Task directions:
Return the number of lines that contain the word "name", and return nothing else.

Data in this exercise:
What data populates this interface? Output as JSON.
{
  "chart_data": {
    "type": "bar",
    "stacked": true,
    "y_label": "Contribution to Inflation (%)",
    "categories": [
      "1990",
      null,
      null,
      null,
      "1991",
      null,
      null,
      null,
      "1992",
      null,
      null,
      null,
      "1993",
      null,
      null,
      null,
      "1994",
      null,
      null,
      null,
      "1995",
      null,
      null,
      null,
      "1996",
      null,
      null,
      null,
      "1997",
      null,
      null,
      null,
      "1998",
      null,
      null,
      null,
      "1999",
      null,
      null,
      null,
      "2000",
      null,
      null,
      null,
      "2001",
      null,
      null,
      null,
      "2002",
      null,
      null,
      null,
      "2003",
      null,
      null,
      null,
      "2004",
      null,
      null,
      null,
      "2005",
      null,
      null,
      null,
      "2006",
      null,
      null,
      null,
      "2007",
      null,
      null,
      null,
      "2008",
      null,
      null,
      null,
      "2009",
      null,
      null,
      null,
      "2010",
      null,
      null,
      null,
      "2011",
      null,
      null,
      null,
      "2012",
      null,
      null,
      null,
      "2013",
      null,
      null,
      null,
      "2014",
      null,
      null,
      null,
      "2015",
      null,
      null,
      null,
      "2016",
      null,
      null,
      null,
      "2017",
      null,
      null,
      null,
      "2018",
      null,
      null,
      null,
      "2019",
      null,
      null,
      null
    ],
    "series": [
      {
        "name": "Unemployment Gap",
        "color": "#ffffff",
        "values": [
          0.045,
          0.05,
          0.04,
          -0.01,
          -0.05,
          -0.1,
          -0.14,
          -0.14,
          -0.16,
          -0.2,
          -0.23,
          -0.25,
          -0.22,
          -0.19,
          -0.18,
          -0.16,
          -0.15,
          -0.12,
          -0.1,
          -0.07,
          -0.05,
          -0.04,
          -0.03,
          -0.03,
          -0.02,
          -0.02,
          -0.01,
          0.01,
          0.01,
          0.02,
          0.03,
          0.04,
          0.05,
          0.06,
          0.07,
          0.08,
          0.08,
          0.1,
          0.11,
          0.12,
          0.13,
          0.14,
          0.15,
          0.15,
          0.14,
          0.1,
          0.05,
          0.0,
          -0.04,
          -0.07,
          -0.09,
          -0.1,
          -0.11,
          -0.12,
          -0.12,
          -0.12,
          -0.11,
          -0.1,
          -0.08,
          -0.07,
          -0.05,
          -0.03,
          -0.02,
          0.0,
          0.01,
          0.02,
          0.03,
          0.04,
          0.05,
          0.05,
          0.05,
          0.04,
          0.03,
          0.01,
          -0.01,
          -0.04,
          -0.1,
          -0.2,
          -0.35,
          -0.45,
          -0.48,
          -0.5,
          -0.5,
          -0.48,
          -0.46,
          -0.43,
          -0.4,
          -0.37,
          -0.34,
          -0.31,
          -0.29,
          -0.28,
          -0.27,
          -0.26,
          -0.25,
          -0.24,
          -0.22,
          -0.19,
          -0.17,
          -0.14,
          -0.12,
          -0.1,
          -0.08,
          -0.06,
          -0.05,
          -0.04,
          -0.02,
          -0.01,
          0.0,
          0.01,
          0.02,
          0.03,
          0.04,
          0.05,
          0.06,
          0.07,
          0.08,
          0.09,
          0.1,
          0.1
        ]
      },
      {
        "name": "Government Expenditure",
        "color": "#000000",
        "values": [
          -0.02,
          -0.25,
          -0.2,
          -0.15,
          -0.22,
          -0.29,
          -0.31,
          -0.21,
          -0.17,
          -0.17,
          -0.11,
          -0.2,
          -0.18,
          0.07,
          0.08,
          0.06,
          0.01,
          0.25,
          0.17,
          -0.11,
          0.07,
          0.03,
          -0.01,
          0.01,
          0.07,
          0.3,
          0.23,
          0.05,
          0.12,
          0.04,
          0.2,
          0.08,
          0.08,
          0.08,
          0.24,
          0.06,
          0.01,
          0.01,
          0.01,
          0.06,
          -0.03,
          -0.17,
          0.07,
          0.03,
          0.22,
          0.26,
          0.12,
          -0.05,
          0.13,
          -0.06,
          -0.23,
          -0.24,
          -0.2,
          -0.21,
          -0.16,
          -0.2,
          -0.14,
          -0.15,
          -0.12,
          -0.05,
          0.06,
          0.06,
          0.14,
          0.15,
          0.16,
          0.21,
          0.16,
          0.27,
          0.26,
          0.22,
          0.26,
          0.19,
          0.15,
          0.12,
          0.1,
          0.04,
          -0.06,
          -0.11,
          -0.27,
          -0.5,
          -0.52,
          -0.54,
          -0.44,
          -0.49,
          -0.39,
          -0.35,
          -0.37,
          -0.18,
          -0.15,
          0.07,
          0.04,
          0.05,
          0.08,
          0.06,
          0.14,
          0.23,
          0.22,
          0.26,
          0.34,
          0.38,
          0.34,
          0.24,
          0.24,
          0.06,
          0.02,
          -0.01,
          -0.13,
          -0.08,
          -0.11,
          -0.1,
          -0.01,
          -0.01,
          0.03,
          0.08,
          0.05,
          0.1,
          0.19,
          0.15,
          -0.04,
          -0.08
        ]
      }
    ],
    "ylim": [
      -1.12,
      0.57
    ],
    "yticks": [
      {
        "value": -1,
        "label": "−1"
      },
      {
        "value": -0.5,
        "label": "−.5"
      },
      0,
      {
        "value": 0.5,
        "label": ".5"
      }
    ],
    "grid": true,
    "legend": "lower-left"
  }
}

Answer for this exercise:
2